Among the entries, which lines carry the string "title"? Copy each of them.

==============================

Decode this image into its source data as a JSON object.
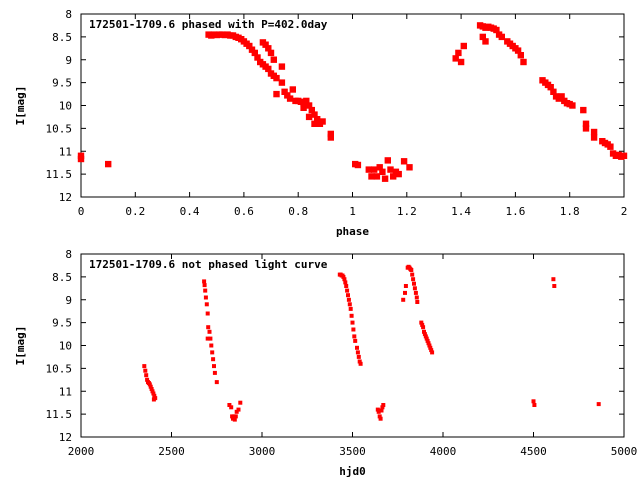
{
  "chart_data": [
    {
      "type": "scatter",
      "title": "172501-1709.6 phased with P=402.0day",
      "xlabel": "phase",
      "ylabel": "I[mag]",
      "xlim": [
        0,
        2
      ],
      "ylim": [
        12,
        8
      ],
      "y_inverted": true,
      "x_ticks": [
        "0",
        "0.2",
        "0.4",
        "0.6",
        "0.8",
        "1",
        "1.2",
        "1.4",
        "1.6",
        "1.8",
        "2"
      ],
      "y_ticks": [
        "8",
        "8.5",
        "9",
        "9.5",
        "10",
        "10.5",
        "11",
        "11.5",
        "12"
      ],
      "grid": false,
      "marker_color": "#ff0000",
      "series": [
        {
          "points": [
            [
              0.0,
              11.1
            ],
            [
              0.0,
              11.17
            ],
            [
              0.1,
              11.28
            ],
            [
              0.47,
              8.45
            ],
            [
              0.48,
              8.47
            ],
            [
              0.49,
              8.45
            ],
            [
              0.5,
              8.46
            ],
            [
              0.51,
              8.45
            ],
            [
              0.52,
              8.45
            ],
            [
              0.53,
              8.46
            ],
            [
              0.54,
              8.45
            ],
            [
              0.55,
              8.47
            ],
            [
              0.56,
              8.47
            ],
            [
              0.57,
              8.5
            ],
            [
              0.58,
              8.52
            ],
            [
              0.59,
              8.55
            ],
            [
              0.6,
              8.6
            ],
            [
              0.61,
              8.65
            ],
            [
              0.62,
              8.7
            ],
            [
              0.63,
              8.78
            ],
            [
              0.64,
              8.85
            ],
            [
              0.65,
              8.95
            ],
            [
              0.66,
              9.05
            ],
            [
              0.67,
              9.1
            ],
            [
              0.68,
              9.15
            ],
            [
              0.69,
              9.2
            ],
            [
              0.7,
              9.3
            ],
            [
              0.71,
              9.35
            ],
            [
              0.72,
              9.4
            ],
            [
              0.67,
              8.62
            ],
            [
              0.68,
              8.67
            ],
            [
              0.69,
              8.75
            ],
            [
              0.7,
              8.85
            ],
            [
              0.71,
              9.0
            ],
            [
              0.74,
              9.15
            ],
            [
              0.72,
              9.75
            ],
            [
              0.74,
              9.5
            ],
            [
              0.75,
              9.7
            ],
            [
              0.76,
              9.78
            ],
            [
              0.77,
              9.85
            ],
            [
              0.78,
              9.65
            ],
            [
              0.79,
              9.9
            ],
            [
              0.8,
              9.9
            ],
            [
              0.81,
              9.92
            ],
            [
              0.82,
              9.95
            ],
            [
              0.83,
              9.9
            ],
            [
              0.84,
              10.0
            ],
            [
              0.85,
              10.1
            ],
            [
              0.86,
              10.2
            ],
            [
              0.87,
              10.3
            ],
            [
              0.88,
              10.4
            ],
            [
              0.89,
              10.35
            ],
            [
              0.82,
              10.05
            ],
            [
              0.84,
              10.25
            ],
            [
              0.86,
              10.4
            ],
            [
              0.92,
              10.62
            ],
            [
              0.92,
              10.7
            ],
            [
              1.01,
              11.28
            ],
            [
              1.02,
              11.3
            ],
            [
              1.06,
              11.4
            ],
            [
              1.07,
              11.55
            ],
            [
              1.08,
              11.4
            ],
            [
              1.09,
              11.55
            ],
            [
              1.1,
              11.35
            ],
            [
              1.11,
              11.45
            ],
            [
              1.12,
              11.6
            ],
            [
              1.13,
              11.2
            ],
            [
              1.14,
              11.4
            ],
            [
              1.15,
              11.55
            ],
            [
              1.16,
              11.45
            ],
            [
              1.17,
              11.5
            ],
            [
              1.19,
              11.22
            ],
            [
              1.21,
              11.35
            ],
            [
              1.38,
              8.97
            ],
            [
              1.39,
              8.85
            ],
            [
              1.4,
              9.05
            ],
            [
              1.41,
              8.7
            ],
            [
              1.47,
              8.25
            ],
            [
              1.48,
              8.27
            ],
            [
              1.49,
              8.3
            ],
            [
              1.5,
              8.28
            ],
            [
              1.51,
              8.3
            ],
            [
              1.52,
              8.32
            ],
            [
              1.53,
              8.35
            ],
            [
              1.54,
              8.45
            ],
            [
              1.55,
              8.5
            ],
            [
              1.48,
              8.5
            ],
            [
              1.49,
              8.6
            ],
            [
              1.57,
              8.6
            ],
            [
              1.58,
              8.65
            ],
            [
              1.59,
              8.7
            ],
            [
              1.6,
              8.75
            ],
            [
              1.61,
              8.8
            ],
            [
              1.62,
              8.9
            ],
            [
              1.63,
              9.05
            ],
            [
              1.7,
              9.45
            ],
            [
              1.71,
              9.5
            ],
            [
              1.72,
              9.55
            ],
            [
              1.73,
              9.6
            ],
            [
              1.74,
              9.7
            ],
            [
              1.75,
              9.8
            ],
            [
              1.76,
              9.85
            ],
            [
              1.77,
              9.8
            ],
            [
              1.78,
              9.9
            ],
            [
              1.79,
              9.95
            ],
            [
              1.8,
              9.97
            ],
            [
              1.81,
              10.0
            ],
            [
              1.85,
              10.1
            ],
            [
              1.86,
              10.4
            ],
            [
              1.86,
              10.5
            ],
            [
              1.89,
              10.58
            ],
            [
              1.89,
              10.7
            ],
            [
              1.92,
              10.78
            ],
            [
              1.93,
              10.82
            ],
            [
              1.94,
              10.85
            ],
            [
              1.95,
              10.9
            ],
            [
              1.96,
              11.05
            ],
            [
              1.97,
              11.1
            ],
            [
              1.98,
              11.08
            ],
            [
              1.99,
              11.12
            ],
            [
              2.0,
              11.1
            ]
          ]
        }
      ]
    },
    {
      "type": "scatter",
      "title": "172501-1709.6 not phased light curve",
      "xlabel": "hjd0",
      "ylabel": "I[mag]",
      "xlim": [
        2000,
        5000
      ],
      "ylim": [
        12,
        8
      ],
      "y_inverted": true,
      "x_ticks": [
        "2000",
        "2500",
        "3000",
        "3500",
        "4000",
        "4500",
        "5000"
      ],
      "y_ticks": [
        "8",
        "8.5",
        "9",
        "9.5",
        "10",
        "10.5",
        "11",
        "11.5",
        "12"
      ],
      "grid": false,
      "marker_color": "#ff0000",
      "series": [
        {
          "points": [
            [
              2350,
              10.45
            ],
            [
              2355,
              10.55
            ],
            [
              2360,
              10.65
            ],
            [
              2365,
              10.75
            ],
            [
              2370,
              10.8
            ],
            [
              2375,
              10.82
            ],
            [
              2380,
              10.85
            ],
            [
              2385,
              10.9
            ],
            [
              2390,
              10.95
            ],
            [
              2395,
              11.0
            ],
            [
              2400,
              11.05
            ],
            [
              2405,
              11.1
            ],
            [
              2410,
              11.15
            ],
            [
              2403,
              11.18
            ],
            [
              2680,
              8.6
            ],
            [
              2683,
              8.68
            ],
            [
              2686,
              8.8
            ],
            [
              2690,
              8.95
            ],
            [
              2695,
              9.1
            ],
            [
              2700,
              9.3
            ],
            [
              2703,
              9.6
            ],
            [
              2700,
              9.85
            ],
            [
              2710,
              9.7
            ],
            [
              2715,
              9.85
            ],
            [
              2720,
              10.0
            ],
            [
              2725,
              10.15
            ],
            [
              2730,
              10.3
            ],
            [
              2735,
              10.45
            ],
            [
              2740,
              10.6
            ],
            [
              2750,
              10.8
            ],
            [
              2820,
              11.3
            ],
            [
              2830,
              11.35
            ],
            [
              2835,
              11.55
            ],
            [
              2840,
              11.6
            ],
            [
              2845,
              11.55
            ],
            [
              2850,
              11.62
            ],
            [
              2855,
              11.55
            ],
            [
              2860,
              11.45
            ],
            [
              2870,
              11.4
            ],
            [
              2880,
              11.25
            ],
            [
              3430,
              8.45
            ],
            [
              3435,
              8.45
            ],
            [
              3440,
              8.47
            ],
            [
              3445,
              8.47
            ],
            [
              3450,
              8.5
            ],
            [
              3455,
              8.55
            ],
            [
              3460,
              8.62
            ],
            [
              3465,
              8.7
            ],
            [
              3470,
              8.8
            ],
            [
              3475,
              8.9
            ],
            [
              3480,
              9.0
            ],
            [
              3485,
              9.1
            ],
            [
              3490,
              9.2
            ],
            [
              3495,
              9.35
            ],
            [
              3500,
              9.5
            ],
            [
              3505,
              9.65
            ],
            [
              3510,
              9.8
            ],
            [
              3515,
              9.9
            ],
            [
              3525,
              10.05
            ],
            [
              3530,
              10.15
            ],
            [
              3535,
              10.25
            ],
            [
              3540,
              10.35
            ],
            [
              3545,
              10.4
            ],
            [
              3640,
              11.4
            ],
            [
              3645,
              11.45
            ],
            [
              3650,
              11.55
            ],
            [
              3655,
              11.6
            ],
            [
              3660,
              11.42
            ],
            [
              3665,
              11.35
            ],
            [
              3670,
              11.3
            ],
            [
              3780,
              9.0
            ],
            [
              3790,
              8.85
            ],
            [
              3795,
              8.7
            ],
            [
              3805,
              8.3
            ],
            [
              3810,
              8.28
            ],
            [
              3815,
              8.3
            ],
            [
              3820,
              8.33
            ],
            [
              3825,
              8.35
            ],
            [
              3830,
              8.45
            ],
            [
              3835,
              8.55
            ],
            [
              3840,
              8.65
            ],
            [
              3845,
              8.75
            ],
            [
              3850,
              8.85
            ],
            [
              3855,
              8.95
            ],
            [
              3858,
              9.05
            ],
            [
              3880,
              9.5
            ],
            [
              3885,
              9.55
            ],
            [
              3890,
              9.6
            ],
            [
              3895,
              9.7
            ],
            [
              3900,
              9.75
            ],
            [
              3905,
              9.8
            ],
            [
              3910,
              9.85
            ],
            [
              3915,
              9.9
            ],
            [
              3920,
              9.95
            ],
            [
              3925,
              10.0
            ],
            [
              3930,
              10.05
            ],
            [
              3935,
              10.1
            ],
            [
              3940,
              10.15
            ],
            [
              4500,
              11.22
            ],
            [
              4505,
              11.3
            ],
            [
              4610,
              8.55
            ],
            [
              4615,
              8.7
            ],
            [
              4860,
              11.28
            ]
          ]
        }
      ]
    }
  ]
}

==============================

» CORRECT RESPONSE
      "title": "172501-1709.6 phased with P=402.0day",
      "title": "172501-1709.6 not phased light curve",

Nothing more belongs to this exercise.